> **To be done**
Will you restate verbatim the lines running from the line with "Output the text content of this document." to the end of the data, leaving out everything else?

+--

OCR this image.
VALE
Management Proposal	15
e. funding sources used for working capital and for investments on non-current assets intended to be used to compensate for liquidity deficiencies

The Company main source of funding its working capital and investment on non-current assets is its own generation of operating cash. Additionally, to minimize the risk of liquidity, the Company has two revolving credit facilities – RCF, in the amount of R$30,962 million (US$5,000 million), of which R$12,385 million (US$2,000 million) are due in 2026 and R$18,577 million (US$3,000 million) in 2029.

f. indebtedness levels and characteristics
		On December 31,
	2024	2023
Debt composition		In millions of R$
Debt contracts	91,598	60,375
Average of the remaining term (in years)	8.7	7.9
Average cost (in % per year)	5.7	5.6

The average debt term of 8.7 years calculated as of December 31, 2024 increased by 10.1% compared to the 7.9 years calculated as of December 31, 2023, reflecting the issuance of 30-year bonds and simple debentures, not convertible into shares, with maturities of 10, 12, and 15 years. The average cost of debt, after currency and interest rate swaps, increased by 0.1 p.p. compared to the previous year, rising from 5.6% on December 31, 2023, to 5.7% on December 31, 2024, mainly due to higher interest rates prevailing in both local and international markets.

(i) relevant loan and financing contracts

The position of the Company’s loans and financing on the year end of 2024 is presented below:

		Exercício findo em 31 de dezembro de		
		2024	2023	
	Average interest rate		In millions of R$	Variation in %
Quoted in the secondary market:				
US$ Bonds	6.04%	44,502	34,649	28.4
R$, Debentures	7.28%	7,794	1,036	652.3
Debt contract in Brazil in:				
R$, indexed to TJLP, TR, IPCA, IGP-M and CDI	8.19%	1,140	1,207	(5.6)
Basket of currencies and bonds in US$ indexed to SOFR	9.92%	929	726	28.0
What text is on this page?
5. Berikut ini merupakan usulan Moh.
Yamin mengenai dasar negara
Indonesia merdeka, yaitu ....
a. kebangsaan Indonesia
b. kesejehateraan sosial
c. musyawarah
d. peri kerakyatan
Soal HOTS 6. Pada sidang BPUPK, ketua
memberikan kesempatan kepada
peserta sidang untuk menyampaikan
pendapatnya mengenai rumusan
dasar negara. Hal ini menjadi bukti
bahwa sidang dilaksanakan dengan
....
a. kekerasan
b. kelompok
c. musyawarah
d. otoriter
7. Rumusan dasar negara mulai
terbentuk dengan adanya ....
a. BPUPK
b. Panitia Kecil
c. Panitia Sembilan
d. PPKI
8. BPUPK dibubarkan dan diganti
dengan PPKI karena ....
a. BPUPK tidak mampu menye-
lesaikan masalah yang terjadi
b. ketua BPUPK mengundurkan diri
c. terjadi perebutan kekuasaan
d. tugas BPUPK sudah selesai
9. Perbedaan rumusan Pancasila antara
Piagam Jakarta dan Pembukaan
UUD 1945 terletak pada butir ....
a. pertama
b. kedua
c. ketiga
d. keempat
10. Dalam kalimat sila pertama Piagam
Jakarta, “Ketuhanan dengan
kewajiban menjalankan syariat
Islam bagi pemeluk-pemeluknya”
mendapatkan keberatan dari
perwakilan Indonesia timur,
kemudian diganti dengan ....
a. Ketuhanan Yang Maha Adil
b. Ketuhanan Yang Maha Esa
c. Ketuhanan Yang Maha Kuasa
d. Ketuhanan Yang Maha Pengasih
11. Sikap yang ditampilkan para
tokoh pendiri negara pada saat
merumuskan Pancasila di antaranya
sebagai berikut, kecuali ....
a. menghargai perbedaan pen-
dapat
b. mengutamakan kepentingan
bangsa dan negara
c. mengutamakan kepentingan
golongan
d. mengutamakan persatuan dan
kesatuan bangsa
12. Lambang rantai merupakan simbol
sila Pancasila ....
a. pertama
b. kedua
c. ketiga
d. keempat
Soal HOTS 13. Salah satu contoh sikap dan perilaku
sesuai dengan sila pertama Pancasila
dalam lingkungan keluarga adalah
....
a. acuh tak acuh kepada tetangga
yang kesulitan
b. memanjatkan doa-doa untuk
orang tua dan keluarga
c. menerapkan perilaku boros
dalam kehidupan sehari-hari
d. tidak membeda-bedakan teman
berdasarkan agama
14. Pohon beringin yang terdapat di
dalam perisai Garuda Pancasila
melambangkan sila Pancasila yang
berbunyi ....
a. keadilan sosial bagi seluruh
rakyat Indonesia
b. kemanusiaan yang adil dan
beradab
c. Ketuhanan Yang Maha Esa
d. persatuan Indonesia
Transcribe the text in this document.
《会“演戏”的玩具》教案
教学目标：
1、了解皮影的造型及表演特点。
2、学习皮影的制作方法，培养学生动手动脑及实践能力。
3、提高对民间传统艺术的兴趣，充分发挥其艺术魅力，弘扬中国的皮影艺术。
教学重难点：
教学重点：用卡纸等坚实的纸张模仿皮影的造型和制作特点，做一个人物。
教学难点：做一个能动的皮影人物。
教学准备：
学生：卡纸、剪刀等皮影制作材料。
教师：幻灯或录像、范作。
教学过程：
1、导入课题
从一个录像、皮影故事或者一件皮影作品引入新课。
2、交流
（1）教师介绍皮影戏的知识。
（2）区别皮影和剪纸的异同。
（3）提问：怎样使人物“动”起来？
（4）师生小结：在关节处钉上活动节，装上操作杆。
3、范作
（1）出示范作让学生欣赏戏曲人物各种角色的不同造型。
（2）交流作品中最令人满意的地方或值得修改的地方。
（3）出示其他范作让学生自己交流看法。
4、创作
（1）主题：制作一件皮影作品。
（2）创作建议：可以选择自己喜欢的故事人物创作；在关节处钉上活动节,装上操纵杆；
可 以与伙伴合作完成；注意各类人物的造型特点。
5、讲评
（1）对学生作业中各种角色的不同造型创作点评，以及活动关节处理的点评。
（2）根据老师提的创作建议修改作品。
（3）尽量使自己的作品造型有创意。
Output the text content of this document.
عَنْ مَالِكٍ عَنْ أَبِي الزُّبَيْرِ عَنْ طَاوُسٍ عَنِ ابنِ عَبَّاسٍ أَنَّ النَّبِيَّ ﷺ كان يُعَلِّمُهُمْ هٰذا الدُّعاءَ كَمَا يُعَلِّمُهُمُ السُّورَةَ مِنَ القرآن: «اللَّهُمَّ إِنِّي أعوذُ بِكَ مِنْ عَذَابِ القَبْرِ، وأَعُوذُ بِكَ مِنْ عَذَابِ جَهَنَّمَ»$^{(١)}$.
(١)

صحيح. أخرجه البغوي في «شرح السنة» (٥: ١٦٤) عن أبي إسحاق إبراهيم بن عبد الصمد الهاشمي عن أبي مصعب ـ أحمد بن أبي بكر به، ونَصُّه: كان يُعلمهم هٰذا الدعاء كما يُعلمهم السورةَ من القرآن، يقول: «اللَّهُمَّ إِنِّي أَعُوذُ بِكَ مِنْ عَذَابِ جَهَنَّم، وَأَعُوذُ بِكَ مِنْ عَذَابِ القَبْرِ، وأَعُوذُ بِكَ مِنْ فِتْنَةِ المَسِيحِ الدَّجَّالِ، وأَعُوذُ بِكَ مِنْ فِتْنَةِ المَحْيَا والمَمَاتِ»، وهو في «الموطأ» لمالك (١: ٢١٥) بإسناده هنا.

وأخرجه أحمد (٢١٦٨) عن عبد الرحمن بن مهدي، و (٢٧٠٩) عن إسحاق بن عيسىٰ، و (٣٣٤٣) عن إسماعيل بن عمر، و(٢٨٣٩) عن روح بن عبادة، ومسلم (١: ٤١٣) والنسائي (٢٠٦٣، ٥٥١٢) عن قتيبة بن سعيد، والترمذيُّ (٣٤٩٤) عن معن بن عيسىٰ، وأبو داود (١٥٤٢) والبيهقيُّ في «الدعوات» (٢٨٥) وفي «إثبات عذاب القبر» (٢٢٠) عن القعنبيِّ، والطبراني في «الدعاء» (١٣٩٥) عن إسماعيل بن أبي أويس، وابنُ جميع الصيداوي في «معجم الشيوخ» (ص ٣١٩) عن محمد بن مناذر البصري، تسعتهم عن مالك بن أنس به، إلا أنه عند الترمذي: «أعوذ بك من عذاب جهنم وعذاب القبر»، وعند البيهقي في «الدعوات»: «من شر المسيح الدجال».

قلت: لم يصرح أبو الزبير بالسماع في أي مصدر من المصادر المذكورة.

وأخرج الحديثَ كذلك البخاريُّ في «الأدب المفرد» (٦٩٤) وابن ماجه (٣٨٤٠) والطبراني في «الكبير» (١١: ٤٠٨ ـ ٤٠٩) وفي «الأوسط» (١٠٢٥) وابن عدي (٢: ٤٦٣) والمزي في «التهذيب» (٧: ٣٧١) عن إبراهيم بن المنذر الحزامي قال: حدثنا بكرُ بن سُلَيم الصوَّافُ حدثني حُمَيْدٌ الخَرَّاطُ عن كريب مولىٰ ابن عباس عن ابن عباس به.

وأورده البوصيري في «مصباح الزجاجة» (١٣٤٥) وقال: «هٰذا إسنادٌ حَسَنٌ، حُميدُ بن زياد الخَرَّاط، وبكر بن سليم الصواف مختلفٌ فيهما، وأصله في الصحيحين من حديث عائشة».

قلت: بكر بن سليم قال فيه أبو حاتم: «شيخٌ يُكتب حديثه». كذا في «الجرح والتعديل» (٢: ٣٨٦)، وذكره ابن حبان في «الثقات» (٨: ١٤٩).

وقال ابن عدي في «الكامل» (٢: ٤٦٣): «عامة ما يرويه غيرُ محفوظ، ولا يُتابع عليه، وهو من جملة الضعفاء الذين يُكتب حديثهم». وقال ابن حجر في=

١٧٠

+--

> **Answer to this exercise**
Output the text content of this document.
عَنْ مَالِكٍ عَنْ أَبِي الزُّبَيْرِ عَنْ طَاوُسٍ عَنِ ابنِ عَبَّاسٍ أَنَّ النَّبِيَّ ﷺ كان يُعَلِّمُهُمْ هٰذا الدُّعاءَ كَمَا يُعَلِّمُهُمُ السُّورَةَ مِنَ القرآن: «اللَّهُمَّ إِنِّي أعوذُ بِكَ مِنْ عَذَابِ القَبْرِ، وأَعُوذُ بِكَ مِنْ عَذَابِ جَهَنَّمَ»$^{(١)}$.
(١)

صحيح. أخرجه البغوي في «شرح السنة» (٥: ١٦٤) عن أبي إسحاق إبراهيم بن عبد الصمد الهاشمي عن أبي مصعب ـ أحمد بن أبي بكر به، ونَصُّه: كان يُعلمهم هٰذا الدعاء كما يُعلمهم السورةَ من القرآن، يقول: «اللَّهُمَّ إِنِّي أَعُوذُ بِكَ مِنْ عَذَابِ جَهَنَّم، وَأَعُوذُ بِكَ مِنْ عَذَابِ القَبْرِ، وأَعُوذُ بِكَ مِنْ فِتْنَةِ المَسِيحِ الدَّجَّالِ، وأَعُوذُ بِكَ مِنْ فِتْنَةِ المَحْيَا والمَمَاتِ»، وهو في «الموطأ» لمالك (١: ٢١٥) بإسناده هنا.

وأخرجه أحمد (٢١٦٨) عن عبد الرحمن بن مهدي، و (٢٧٠٩) عن إسحاق بن عيسىٰ، و (٣٣٤٣) عن إسماعيل بن عمر، و(٢٨٣٩) عن روح بن عبادة، ومسلم (١: ٤١٣) والنسائي (٢٠٦٣، ٥٥١٢) عن قتيبة بن سعيد، والترمذيُّ (٣٤٩٤) عن معن بن عيسىٰ، وأبو داود (١٥٤٢) والبيهقيُّ في «الدعوات» (٢٨٥) وفي «إثبات عذاب القبر» (٢٢٠) عن القعنبيِّ، والطبراني في «الدعاء» (١٣٩٥) عن إسماعيل بن أبي أويس، وابنُ جميع الصيداوي في «معجم الشيوخ» (ص ٣١٩) عن محمد بن مناذر البصري، تسعتهم عن مالك بن أنس به، إلا أنه عند الترمذي: «أعوذ بك من عذاب جهنم وعذاب القبر»، وعند البيهقي في «الدعوات»: «من شر المسيح الدجال».

قلت: لم يصرح أبو الزبير بالسماع في أي مصدر من المصادر المذكورة.

وأخرج الحديثَ كذلك البخاريُّ في «الأدب المفرد» (٦٩٤) وابن ماجه (٣٨٤٠) والطبراني في «الكبير» (١١: ٤٠٨ ـ ٤٠٩) وفي «الأوسط» (١٠٢٥) وابن عدي (٢: ٤٦٣) والمزي في «التهذيب» (٧: ٣٧١) عن إبراهيم بن المنذر الحزامي قال: حدثنا بكرُ بن سُلَيم الصوَّافُ حدثني حُمَيْدٌ الخَرَّاطُ عن كريب مولىٰ ابن عباس عن ابن عباس به.

وأورده البوصيري في «مصباح الزجاجة» (١٣٤٥) وقال: «هٰذا إسنادٌ حَسَنٌ، حُميدُ بن زياد الخَرَّاط، وبكر بن سليم الصواف مختلفٌ فيهما، وأصله في الصحيحين من حديث عائشة».

قلت: بكر بن سليم قال فيه أبو حاتم: «شيخٌ يُكتب حديثه». كذا في «الجرح والتعديل» (٢: ٣٨٦)، وذكره ابن حبان في «الثقات» (٨: ١٤٩).

وقال ابن عدي في «الكامل» (٢: ٤٦٣): «عامة ما يرويه غيرُ محفوظ، ولا يُتابع عليه، وهو من جملة الضعفاء الذين يُكتب حديثهم». وقال ابن حجر في=

١٧٠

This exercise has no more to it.